Work to complete:
Copy every line of the records below where the word "color" occurs.

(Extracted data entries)
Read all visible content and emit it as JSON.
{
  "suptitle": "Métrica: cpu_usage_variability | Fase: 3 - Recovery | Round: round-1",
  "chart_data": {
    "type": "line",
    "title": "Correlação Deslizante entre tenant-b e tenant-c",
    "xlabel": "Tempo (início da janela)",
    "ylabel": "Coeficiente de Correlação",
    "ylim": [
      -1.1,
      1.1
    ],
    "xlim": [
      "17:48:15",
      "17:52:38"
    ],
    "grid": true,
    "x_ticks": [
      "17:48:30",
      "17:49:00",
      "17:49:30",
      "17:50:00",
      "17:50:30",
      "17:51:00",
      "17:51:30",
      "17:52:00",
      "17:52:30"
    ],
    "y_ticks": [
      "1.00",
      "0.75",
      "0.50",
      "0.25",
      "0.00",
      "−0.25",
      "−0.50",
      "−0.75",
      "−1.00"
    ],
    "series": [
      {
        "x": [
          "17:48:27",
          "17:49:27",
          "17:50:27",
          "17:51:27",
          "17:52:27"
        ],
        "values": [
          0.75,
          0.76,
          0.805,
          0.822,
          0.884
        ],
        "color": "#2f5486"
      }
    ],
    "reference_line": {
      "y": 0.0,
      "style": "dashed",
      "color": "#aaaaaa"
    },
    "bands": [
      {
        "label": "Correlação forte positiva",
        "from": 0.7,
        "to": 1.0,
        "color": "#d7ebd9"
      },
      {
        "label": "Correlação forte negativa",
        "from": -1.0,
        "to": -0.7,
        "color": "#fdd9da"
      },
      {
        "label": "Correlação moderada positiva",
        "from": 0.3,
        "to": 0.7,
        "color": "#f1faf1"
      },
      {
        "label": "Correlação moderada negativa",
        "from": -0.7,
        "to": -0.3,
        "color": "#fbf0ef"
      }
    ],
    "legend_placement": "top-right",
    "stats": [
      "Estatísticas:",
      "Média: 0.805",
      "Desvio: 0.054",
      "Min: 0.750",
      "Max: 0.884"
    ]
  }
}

Correct output:
        "color": "#2f5486"
      "color": "#aaaaaa"
        "color": "#d7ebd9"
        "color": "#fdd9da"
        "color": "#f1faf1"
        "color": "#fbf0ef"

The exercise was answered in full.